::: MATERIAL SHOWN
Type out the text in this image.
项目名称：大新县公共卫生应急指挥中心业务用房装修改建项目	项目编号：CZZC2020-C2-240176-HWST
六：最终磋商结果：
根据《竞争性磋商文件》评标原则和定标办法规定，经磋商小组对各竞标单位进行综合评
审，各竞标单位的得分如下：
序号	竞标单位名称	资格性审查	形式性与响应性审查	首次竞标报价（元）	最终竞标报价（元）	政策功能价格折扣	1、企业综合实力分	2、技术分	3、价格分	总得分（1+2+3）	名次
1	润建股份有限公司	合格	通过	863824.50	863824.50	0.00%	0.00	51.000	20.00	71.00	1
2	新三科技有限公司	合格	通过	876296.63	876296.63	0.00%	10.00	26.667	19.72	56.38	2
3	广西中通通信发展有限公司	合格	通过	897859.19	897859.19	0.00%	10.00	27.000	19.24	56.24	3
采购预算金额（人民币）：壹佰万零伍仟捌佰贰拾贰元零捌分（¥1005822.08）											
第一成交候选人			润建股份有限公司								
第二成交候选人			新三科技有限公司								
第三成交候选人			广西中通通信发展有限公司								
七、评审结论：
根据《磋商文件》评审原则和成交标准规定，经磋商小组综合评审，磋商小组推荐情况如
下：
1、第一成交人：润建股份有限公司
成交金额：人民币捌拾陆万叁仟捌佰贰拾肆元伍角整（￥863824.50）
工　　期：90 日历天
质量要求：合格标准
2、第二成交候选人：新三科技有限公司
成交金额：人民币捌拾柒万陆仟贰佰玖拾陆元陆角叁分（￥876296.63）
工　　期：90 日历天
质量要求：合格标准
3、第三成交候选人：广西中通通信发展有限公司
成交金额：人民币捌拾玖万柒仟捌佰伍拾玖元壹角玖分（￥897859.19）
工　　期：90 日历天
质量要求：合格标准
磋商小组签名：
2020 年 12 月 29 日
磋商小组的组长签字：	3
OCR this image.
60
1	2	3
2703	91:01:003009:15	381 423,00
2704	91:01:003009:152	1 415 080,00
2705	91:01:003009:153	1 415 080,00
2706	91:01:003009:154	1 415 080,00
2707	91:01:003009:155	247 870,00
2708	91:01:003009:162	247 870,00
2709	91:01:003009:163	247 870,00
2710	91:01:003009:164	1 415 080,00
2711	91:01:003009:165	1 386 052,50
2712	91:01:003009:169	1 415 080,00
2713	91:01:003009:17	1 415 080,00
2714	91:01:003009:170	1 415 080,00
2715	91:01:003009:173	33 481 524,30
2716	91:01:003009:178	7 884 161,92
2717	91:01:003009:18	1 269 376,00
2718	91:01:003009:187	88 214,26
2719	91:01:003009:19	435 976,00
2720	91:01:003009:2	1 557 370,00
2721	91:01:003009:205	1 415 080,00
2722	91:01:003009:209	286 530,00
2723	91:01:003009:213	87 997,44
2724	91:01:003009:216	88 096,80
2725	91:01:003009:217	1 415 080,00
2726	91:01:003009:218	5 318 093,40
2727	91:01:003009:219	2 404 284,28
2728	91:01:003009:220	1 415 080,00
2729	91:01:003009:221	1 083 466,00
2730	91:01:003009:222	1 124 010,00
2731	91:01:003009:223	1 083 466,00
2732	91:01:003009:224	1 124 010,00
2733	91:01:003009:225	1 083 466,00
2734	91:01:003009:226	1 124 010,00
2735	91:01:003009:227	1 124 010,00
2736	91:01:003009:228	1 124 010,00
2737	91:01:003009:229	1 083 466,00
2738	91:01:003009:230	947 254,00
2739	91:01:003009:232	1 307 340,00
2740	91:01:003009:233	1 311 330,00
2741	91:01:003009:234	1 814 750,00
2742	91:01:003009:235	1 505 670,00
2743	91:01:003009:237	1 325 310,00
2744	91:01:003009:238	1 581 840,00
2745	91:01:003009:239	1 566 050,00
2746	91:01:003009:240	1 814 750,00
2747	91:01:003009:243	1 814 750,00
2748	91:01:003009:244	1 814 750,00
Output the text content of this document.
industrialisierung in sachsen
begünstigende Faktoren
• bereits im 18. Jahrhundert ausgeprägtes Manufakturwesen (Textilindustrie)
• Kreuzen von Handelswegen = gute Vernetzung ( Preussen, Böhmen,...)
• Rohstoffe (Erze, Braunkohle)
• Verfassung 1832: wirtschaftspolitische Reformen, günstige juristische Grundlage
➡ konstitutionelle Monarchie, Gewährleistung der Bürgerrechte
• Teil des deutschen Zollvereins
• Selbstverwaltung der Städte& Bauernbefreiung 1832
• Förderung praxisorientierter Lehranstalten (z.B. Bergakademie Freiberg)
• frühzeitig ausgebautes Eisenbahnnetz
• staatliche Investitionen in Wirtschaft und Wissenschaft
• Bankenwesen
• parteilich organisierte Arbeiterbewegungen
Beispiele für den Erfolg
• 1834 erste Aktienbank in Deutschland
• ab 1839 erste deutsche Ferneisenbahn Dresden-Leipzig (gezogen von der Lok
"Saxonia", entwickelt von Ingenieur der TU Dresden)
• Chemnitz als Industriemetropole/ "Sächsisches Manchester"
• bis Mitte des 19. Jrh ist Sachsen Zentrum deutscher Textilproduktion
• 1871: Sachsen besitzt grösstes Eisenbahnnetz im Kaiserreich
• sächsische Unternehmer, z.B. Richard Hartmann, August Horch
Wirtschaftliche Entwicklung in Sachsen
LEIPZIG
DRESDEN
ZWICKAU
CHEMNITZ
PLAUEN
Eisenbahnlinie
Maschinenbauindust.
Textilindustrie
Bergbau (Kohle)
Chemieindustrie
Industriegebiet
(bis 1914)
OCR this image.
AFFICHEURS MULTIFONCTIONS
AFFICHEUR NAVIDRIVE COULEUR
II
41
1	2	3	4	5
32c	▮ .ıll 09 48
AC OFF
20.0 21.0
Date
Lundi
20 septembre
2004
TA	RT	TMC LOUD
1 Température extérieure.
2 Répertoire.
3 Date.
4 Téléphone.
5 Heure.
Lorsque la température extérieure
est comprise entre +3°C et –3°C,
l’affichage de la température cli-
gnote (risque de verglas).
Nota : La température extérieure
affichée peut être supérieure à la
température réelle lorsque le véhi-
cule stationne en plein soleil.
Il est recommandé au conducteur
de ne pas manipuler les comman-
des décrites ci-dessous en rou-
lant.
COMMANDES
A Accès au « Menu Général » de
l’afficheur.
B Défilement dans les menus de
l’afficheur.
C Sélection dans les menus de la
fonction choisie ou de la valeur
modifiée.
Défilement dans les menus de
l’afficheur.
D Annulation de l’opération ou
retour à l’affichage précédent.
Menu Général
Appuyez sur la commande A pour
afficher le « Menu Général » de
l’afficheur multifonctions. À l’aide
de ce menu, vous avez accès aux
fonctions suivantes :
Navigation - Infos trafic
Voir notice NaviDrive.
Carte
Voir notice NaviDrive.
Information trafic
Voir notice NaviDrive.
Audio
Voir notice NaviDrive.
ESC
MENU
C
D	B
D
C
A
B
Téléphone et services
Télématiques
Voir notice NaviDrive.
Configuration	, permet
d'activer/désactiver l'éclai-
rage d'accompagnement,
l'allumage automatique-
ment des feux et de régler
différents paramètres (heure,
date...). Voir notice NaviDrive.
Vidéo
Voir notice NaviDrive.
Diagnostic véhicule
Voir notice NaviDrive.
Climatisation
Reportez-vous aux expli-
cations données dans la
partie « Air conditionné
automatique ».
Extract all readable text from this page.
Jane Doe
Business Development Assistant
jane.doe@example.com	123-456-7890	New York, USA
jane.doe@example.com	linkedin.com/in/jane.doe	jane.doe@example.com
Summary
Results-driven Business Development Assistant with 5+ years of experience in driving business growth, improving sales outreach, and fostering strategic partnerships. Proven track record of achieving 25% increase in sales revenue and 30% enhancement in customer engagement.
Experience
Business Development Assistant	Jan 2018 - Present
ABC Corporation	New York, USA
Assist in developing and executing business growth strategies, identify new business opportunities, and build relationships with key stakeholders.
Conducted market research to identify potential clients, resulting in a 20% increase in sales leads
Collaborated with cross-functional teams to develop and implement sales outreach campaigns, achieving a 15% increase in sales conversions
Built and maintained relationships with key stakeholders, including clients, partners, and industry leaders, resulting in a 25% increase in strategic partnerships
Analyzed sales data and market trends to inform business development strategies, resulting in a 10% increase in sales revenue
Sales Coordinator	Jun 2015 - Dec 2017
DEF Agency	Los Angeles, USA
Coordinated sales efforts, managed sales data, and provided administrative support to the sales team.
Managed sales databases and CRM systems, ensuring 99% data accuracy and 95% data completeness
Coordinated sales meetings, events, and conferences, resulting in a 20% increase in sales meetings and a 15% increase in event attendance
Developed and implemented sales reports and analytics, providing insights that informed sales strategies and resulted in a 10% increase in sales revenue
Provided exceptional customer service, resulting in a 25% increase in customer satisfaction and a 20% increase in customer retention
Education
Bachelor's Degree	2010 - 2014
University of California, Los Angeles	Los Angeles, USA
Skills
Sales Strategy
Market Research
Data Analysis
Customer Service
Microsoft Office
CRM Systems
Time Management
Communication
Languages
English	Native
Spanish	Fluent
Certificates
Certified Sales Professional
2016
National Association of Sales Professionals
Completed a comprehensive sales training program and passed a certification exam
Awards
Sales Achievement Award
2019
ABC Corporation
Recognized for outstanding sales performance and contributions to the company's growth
::::::
Reply with nothing but the number of lines in the data above that contain "increase".

FINAL ANSWER - 8